Exercise task: Write out every record in full, exactly as written, please.
Start Listing
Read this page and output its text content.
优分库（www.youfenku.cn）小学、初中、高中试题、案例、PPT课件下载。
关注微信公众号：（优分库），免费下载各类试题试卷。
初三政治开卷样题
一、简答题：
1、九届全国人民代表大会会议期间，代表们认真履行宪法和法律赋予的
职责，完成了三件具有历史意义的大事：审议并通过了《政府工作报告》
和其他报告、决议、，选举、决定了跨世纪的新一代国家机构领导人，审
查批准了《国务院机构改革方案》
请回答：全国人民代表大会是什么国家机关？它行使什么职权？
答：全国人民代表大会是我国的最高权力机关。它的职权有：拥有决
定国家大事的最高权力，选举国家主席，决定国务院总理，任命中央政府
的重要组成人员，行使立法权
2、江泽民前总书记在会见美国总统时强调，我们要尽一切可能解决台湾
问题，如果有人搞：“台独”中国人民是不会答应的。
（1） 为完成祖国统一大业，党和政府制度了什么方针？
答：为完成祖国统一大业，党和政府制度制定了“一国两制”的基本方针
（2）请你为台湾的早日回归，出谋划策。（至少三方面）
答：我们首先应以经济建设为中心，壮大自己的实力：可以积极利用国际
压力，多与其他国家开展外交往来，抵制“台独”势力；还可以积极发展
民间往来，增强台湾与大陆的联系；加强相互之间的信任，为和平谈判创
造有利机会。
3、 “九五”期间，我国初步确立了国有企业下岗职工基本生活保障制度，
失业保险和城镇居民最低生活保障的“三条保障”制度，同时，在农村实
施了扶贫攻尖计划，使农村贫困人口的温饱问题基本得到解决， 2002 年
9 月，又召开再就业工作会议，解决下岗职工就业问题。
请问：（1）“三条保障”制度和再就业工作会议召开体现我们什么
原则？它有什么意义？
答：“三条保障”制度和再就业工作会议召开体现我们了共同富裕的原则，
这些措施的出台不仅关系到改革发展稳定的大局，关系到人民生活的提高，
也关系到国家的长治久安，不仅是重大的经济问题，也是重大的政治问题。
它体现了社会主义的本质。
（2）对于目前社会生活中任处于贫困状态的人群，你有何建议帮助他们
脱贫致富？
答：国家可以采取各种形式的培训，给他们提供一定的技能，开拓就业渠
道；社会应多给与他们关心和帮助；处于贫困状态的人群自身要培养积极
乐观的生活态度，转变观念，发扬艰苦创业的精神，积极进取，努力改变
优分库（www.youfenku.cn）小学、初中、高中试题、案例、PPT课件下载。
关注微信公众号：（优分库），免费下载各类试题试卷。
End Listing
Exercise output:
Read this page and output its text content.
优分库（www.youfenku.cn）小学、初中、高中试题、案例、PPT课件下载。
关注微信公众号：（优分库），免费下载各类试题试卷。
初三政治开卷样题
一、简答题：
1、九届全国人民代表大会会议期间，代表们认真履行宪法和法律赋予的
职责，完成了三件具有历史意义的大事：审议并通过了《政府工作报告》
和其他报告、决议、，选举、决定了跨世纪的新一代国家机构领导人，审
查批准了《国务院机构改革方案》
请回答：全国人民代表大会是什么国家机关？它行使什么职权？
答：全国人民代表大会是我国的最高权力机关。它的职权有：拥有决
定国家大事的最高权力，选举国家主席，决定国务院总理，任命中央政府
的重要组成人员，行使立法权
2、江泽民前总书记在会见美国总统时强调，我们要尽一切可能解决台湾
问题，如果有人搞：“台独”中国人民是不会答应的。
（1） 为完成祖国统一大业，党和政府制度了什么方针？
答：为完成祖国统一大业，党和政府制度制定了“一国两制”的基本方针
（2）请你为台湾的早日回归，出谋划策。（至少三方面）
答：我们首先应以经济建设为中心，壮大自己的实力：可以积极利用国际
压力，多与其他国家开展外交往来，抵制“台独”势力；还可以积极发展
民间往来，增强台湾与大陆的联系；加强相互之间的信任，为和平谈判创
造有利机会。
3、 “九五”期间，我国初步确立了国有企业下岗职工基本生活保障制度，
失业保险和城镇居民最低生活保障的“三条保障”制度，同时，在农村实
施了扶贫攻尖计划，使农村贫困人口的温饱问题基本得到解决， 2002 年
9 月，又召开再就业工作会议，解决下岗职工就业问题。
请问：（1）“三条保障”制度和再就业工作会议召开体现我们什么
原则？它有什么意义？
答：“三条保障”制度和再就业工作会议召开体现我们了共同富裕的原则，
这些措施的出台不仅关系到改革发展稳定的大局，关系到人民生活的提高，
也关系到国家的长治久安，不仅是重大的经济问题，也是重大的政治问题。
它体现了社会主义的本质。
（2）对于目前社会生活中任处于贫困状态的人群，你有何建议帮助他们
脱贫致富？
答：国家可以采取各种形式的培训，给他们提供一定的技能，开拓就业渠
道；社会应多给与他们关心和帮助；处于贫困状态的人群自身要培养积极
乐观的生活态度，转变观念，发扬艰苦创业的精神，积极进取，努力改变
优分库（www.youfenku.cn）小学、初中、高中试题、案例、PPT课件下载。
关注微信公众号：（优分库），免费下载各类试题试卷。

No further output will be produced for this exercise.